_Document segment:_
A lot of men do Google the question. They just do it in private, at midnight, with five tabs open, hoping the answer will be reassuring and not humiliating. That is understandable. Health questions tied to sex, hormones, weight, or confidence are exactly the ones people tend to delay asking out loud.
So this is a direct version: plain answers, no posturing, no scare tactics, and no pretending that embarrassment is unusual. The questions below are common, and most of them are more manageable than men assume.
That is also why platforms like Gents have found an audience: for a lot of men, the hardest part is not treatment itself, but getting past the awkwardness of starting the conversation in the first place.
1) “Is it normal to have trouble getting an erection sometimes?”
Yes. Occasionally, having trouble getting or keeping an erection is not, by itself, a sign that something is seriously wrong. Stress, poor sleep, alcohol, anxiety, relationship tension, and some medications can all affect erections.
The important distinction is “sometimes” versus “regularly.” If it keeps happening, starts affecting your confidence or relationships, or seems to be getting worse, it is worth treating as a health issue rather than a personal failure. It is especially worth paying attention to if it comes with other changes like low energy, poorer sleep, or a drop in libido.
2) “My doctor said my testosterone is normal, but I still feel off. Why?”
Because “normal” on a lab report is not always the end of the conversation. Symptoms still matter, but so does the fact that testosterone therapy is not meant for every man who feels tired, flat, or older than he used to.
If you still feel off, it may be worth asking what else was looked at. Sleep, stress, depression, thyroid issues, weight changes, medication side effects, and low iron can all overlap with the same general “something is off” feeling. Low testosterone is one possibility, but it is not the only one, and assuming it is can send people in the wrong direction.
3) “Can I get Ozempic even if I’m not diabetic?”
That depends on what you are actually asking for. Ozempic is approved for type 2 diabetes, while Wegovy is approved for chronic weight management in adults with obesity or adults with overweight plus at least one weight-related condition.

_Supplied information:_
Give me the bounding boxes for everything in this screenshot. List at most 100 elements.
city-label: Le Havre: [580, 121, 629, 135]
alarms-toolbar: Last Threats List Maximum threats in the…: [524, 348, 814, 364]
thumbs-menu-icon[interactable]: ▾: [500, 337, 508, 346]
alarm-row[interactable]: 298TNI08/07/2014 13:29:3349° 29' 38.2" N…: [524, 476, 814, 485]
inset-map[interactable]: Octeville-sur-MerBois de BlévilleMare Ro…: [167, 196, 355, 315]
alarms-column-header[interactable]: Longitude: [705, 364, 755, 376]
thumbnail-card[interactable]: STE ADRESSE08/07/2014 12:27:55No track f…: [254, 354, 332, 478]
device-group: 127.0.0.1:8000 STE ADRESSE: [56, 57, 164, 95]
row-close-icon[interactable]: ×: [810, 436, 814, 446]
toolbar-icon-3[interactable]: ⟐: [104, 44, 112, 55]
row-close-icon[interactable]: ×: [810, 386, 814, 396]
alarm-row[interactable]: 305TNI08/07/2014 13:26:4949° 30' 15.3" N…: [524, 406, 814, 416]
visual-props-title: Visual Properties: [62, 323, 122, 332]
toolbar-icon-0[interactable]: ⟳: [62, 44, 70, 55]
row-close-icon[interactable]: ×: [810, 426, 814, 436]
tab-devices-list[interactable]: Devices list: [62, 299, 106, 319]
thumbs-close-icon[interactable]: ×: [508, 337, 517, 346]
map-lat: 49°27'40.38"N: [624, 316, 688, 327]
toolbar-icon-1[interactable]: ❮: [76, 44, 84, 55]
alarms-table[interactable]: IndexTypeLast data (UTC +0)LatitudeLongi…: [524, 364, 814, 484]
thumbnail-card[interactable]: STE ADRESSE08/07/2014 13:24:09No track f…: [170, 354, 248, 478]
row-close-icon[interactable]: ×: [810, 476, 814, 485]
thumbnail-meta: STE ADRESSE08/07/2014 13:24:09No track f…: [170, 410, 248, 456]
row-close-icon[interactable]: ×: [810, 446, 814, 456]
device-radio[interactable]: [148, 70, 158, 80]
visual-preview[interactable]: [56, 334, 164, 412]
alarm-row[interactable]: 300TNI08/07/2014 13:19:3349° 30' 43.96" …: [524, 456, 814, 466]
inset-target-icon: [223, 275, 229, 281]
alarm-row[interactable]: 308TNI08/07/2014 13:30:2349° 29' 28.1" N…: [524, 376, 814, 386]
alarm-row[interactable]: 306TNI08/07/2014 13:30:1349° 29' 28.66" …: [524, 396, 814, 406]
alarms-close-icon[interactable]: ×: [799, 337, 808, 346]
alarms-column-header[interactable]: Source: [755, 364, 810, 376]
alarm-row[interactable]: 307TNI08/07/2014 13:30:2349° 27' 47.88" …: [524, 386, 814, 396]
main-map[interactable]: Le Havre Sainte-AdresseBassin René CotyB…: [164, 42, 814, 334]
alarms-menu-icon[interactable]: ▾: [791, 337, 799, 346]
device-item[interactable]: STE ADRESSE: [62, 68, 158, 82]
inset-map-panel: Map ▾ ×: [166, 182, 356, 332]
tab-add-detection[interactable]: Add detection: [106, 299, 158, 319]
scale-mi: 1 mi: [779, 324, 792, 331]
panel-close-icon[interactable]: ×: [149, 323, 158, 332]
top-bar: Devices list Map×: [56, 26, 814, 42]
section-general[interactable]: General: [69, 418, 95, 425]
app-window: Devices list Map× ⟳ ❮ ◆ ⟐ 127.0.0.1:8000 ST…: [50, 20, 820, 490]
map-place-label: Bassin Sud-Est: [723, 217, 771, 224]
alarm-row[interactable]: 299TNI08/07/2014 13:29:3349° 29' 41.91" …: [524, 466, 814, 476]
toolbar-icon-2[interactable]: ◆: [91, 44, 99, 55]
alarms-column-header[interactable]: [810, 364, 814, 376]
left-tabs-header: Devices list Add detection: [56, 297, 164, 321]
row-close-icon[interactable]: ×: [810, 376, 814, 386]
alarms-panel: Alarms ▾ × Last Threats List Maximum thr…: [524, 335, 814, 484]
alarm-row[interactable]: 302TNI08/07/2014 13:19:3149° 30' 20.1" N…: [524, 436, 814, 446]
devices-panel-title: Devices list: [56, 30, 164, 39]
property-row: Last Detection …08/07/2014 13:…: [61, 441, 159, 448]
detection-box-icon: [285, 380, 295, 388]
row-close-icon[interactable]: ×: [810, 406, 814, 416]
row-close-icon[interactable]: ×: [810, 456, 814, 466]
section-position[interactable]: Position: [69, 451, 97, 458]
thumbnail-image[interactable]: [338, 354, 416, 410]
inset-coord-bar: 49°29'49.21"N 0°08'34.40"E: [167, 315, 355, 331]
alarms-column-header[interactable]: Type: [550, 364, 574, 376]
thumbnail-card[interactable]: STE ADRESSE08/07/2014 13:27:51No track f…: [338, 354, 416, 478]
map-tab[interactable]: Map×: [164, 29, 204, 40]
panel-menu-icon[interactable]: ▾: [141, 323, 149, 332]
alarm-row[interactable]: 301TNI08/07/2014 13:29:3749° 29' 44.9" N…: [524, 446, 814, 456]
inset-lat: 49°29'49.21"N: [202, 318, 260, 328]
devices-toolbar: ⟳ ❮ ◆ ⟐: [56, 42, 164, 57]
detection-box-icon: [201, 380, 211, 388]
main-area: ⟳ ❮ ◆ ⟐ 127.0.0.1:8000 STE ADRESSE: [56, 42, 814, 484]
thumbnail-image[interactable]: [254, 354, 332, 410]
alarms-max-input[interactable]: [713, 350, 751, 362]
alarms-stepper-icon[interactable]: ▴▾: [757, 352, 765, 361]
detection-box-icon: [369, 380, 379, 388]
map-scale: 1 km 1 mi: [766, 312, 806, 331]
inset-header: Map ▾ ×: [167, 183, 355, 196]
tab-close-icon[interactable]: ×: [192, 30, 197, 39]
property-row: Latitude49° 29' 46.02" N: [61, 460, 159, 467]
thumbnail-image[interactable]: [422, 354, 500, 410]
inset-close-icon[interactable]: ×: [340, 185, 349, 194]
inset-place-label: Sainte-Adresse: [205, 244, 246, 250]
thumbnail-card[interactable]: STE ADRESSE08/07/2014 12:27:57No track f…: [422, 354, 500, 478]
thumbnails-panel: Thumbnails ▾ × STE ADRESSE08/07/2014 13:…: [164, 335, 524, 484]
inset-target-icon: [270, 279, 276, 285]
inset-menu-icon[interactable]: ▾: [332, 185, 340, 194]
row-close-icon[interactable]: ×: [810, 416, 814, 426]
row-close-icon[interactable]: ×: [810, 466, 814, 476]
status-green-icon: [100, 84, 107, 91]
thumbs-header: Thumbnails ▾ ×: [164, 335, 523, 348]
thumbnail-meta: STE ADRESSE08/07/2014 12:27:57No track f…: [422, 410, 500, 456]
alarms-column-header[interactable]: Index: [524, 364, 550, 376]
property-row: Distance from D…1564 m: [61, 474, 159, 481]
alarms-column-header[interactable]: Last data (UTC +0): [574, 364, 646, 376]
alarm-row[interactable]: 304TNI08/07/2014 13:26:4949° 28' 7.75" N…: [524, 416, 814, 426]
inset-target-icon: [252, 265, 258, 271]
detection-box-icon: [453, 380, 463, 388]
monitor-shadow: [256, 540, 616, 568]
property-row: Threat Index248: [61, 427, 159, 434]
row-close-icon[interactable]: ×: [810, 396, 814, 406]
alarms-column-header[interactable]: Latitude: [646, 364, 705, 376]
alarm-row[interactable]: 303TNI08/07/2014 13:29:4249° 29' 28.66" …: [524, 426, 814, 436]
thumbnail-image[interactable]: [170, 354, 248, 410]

_Assigned task 1:_
Answer these questions about the text on men's health questions:
(a) What is Wegovy approved for?
(b) Which factors does the text name as able to affect erections?
(c) Which platform does it say has found an audience among men?
_Assigned task 2:_ Carry on with the text on men's health questions, starting right after its last sentence.

_Output 1:_
(a) Wegovy is approved for chronic weight management in adults with obesity, or in adults with overweight plus at least one weight-related condition.
(b) Stress, poor sleep, alcohol, anxiety, relationship tension, and some medications.
(c) Gents.

_Output 2:_
The more useful question is whether you meet the medical criteria and whether a clinician thinks it is appropriate. If you do, that conversation can happen through primary care, a specialist, or telehealth. What matters is not the brand name but whether a licensed clinician is reviewing your history, your eligibility, and the risks before anything is prescribed.
A simple way to think about it:
- Ozempic = diabetes drug
- Wegovy = weight-loss indication for semaglutide
- eligibility still depends on medical criteria, not just interest
4) “What’s the difference between a telehealth prescription and a real prescription?”
A telehealth prescription is a real prescription. If it comes from a licensed clinician acting within the rules of your state, it has the same legal standing as one written after an in-person visit. The format is different. The prescription is not somehow less real because the appointment happened online.
What does matter is whether the process is legitimate. A real telehealth service should explain who is prescribing, what information is being reviewed, and when online care is not appropriate. It should not feel like a vending machine with a questionnaire attached.
A few green flags:
- the clinician is licensed in your state
- the service explains how prescribing decisions are made
- there is a way to ask follow-up questions
- the answer is not automatically “yes”
5) “How do I know if I actually need testosterone therapy?”
The short answer is: you do not decide that from symptoms alone. Testosterone therapy is usually considered when there are symptoms and clearly, consistently low testosterone levels on testing.
That is why the most useful starting point is not “How do I get TRT?” but “What is actually causing the symptoms?” Low libido, low mood, poor recovery, reduced strength, and fatigue can overlap with a lot of other problems.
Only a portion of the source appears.